For the entries below, how many lines include the word "holding"? Give the figure and nothing more.

=== Records ===

◆ ◆ ◆

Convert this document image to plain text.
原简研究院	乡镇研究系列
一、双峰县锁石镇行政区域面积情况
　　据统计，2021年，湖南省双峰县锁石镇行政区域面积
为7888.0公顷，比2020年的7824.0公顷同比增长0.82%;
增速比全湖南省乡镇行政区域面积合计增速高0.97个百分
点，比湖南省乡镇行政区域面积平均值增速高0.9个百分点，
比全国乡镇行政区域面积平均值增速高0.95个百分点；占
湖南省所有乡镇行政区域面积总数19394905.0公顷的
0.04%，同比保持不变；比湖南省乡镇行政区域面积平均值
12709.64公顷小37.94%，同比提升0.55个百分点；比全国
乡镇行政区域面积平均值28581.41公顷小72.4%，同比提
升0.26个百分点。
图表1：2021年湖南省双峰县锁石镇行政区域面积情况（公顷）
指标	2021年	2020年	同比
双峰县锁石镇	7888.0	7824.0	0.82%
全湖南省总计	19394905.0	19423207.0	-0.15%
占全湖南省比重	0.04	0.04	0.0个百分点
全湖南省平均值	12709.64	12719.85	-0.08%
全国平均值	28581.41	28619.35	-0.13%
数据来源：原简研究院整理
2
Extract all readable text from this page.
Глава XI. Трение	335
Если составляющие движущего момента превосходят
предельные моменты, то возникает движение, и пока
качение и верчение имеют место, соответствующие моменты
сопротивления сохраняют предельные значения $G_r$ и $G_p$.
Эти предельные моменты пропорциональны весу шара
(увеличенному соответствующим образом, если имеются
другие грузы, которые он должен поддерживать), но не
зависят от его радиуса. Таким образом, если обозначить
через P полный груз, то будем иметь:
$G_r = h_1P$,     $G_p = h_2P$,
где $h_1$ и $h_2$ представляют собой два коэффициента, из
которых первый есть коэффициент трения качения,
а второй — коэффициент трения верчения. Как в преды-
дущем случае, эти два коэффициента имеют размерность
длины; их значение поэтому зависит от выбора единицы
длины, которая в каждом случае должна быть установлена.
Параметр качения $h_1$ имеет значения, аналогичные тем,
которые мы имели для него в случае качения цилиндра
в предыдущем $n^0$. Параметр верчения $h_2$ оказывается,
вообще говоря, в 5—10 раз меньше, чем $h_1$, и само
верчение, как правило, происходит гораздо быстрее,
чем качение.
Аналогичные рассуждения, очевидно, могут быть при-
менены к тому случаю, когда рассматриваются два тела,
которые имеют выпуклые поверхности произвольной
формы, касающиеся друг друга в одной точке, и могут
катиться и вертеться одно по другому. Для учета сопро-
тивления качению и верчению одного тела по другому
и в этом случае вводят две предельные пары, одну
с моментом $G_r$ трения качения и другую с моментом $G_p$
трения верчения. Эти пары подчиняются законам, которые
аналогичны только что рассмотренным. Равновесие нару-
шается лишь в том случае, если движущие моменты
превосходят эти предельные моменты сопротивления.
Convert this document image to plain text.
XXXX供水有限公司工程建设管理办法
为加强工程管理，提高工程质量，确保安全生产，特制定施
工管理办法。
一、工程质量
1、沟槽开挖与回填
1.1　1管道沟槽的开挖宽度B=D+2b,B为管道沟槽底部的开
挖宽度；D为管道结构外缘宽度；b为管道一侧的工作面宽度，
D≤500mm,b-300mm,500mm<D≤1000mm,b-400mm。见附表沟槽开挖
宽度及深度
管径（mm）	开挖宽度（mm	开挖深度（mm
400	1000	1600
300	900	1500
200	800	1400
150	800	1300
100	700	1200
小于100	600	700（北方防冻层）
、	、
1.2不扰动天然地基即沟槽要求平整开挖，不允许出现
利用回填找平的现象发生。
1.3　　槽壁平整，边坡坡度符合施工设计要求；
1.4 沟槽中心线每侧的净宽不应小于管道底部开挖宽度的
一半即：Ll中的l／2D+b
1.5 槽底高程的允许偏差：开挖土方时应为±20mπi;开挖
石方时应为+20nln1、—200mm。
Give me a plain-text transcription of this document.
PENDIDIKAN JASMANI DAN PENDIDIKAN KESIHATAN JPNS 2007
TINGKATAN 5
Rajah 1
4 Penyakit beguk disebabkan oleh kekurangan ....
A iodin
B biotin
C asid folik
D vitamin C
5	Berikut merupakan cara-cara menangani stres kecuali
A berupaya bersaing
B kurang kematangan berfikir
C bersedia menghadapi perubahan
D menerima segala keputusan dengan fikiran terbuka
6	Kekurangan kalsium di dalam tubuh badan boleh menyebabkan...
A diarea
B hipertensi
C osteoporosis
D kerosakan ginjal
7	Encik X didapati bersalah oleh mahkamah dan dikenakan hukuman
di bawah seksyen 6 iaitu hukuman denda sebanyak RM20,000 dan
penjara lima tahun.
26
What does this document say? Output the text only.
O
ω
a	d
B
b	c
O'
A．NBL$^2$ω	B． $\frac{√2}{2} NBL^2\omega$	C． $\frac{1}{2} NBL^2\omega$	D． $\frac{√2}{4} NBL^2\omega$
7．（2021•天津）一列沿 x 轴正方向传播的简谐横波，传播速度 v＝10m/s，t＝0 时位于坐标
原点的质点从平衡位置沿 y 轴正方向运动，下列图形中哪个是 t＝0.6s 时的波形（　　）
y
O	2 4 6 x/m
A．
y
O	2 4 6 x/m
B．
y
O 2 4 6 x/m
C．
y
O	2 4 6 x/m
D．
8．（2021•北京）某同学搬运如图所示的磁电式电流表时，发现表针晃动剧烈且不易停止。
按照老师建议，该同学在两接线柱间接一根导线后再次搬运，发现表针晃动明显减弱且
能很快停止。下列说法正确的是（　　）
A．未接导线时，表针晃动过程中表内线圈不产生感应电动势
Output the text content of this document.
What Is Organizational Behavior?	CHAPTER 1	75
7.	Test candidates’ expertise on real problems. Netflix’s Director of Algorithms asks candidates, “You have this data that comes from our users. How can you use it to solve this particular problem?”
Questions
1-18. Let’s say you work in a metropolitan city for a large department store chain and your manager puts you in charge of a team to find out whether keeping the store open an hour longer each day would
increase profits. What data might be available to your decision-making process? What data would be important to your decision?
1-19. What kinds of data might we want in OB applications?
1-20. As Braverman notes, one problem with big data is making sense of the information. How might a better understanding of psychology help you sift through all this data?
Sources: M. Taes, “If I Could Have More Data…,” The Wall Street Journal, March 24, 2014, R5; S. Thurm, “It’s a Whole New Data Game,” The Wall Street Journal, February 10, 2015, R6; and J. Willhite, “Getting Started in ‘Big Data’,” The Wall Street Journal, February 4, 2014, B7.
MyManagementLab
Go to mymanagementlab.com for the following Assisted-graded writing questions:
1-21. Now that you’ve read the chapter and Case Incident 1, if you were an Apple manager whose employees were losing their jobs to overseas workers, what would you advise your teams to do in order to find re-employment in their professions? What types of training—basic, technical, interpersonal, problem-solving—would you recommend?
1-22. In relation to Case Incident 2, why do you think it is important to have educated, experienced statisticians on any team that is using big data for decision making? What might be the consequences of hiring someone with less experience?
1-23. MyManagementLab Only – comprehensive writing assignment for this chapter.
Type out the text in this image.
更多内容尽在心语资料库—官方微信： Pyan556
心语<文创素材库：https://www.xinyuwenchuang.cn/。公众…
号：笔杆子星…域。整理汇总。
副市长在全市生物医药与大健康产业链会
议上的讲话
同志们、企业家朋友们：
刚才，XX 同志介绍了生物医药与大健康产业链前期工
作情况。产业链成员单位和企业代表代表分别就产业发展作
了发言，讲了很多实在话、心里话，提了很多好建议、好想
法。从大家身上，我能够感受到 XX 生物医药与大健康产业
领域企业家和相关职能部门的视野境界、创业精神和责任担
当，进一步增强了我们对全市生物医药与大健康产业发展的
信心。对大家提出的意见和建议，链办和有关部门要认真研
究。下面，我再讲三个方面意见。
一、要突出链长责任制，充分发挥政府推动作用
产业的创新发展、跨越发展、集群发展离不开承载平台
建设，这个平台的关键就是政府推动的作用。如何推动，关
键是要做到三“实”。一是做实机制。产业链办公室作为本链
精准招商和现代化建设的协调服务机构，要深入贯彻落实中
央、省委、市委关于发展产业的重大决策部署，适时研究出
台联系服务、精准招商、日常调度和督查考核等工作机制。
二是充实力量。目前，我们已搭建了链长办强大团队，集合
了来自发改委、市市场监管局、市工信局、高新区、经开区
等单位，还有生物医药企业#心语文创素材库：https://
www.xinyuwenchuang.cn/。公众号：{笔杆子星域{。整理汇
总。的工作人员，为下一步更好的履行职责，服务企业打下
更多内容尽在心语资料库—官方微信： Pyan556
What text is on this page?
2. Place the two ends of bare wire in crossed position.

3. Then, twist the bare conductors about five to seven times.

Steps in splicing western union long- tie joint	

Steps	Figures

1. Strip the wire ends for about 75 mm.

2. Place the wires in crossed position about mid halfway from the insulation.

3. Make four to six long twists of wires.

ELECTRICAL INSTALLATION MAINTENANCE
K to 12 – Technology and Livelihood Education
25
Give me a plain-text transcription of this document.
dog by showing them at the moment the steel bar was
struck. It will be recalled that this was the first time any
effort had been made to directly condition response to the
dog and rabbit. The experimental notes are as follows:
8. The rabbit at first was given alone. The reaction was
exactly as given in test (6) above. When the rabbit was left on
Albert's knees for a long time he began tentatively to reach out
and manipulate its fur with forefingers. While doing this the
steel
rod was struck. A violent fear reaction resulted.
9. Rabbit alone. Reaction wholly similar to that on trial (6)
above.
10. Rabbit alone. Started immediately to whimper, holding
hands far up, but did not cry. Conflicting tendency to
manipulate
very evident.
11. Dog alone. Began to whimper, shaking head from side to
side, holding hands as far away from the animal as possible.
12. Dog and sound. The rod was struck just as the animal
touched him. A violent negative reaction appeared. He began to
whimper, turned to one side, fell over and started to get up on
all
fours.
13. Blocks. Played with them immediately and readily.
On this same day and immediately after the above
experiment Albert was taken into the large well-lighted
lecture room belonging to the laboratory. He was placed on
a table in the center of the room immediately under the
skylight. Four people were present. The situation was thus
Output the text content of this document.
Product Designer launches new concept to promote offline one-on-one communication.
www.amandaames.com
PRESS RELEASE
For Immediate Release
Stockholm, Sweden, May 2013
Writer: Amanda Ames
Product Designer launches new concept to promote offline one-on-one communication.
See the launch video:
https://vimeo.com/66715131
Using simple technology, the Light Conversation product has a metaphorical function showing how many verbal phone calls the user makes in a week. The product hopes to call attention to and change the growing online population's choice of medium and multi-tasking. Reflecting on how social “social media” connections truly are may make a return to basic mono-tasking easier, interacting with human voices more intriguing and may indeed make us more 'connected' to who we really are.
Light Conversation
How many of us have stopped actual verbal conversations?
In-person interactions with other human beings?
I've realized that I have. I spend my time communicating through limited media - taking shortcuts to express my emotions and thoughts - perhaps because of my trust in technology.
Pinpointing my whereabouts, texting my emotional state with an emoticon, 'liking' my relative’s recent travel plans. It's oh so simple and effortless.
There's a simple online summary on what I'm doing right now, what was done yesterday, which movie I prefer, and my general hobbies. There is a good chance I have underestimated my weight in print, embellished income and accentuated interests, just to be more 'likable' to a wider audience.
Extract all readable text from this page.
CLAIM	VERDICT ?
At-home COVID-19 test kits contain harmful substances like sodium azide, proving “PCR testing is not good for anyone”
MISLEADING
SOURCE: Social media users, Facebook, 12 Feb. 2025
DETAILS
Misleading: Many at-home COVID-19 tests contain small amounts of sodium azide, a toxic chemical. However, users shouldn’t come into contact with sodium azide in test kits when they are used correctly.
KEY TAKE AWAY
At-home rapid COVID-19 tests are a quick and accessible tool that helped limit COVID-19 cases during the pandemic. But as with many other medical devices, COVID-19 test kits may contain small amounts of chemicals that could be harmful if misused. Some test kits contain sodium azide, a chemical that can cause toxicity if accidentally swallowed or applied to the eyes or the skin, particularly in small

◆ ◆ ◆

=== Task answer ===
2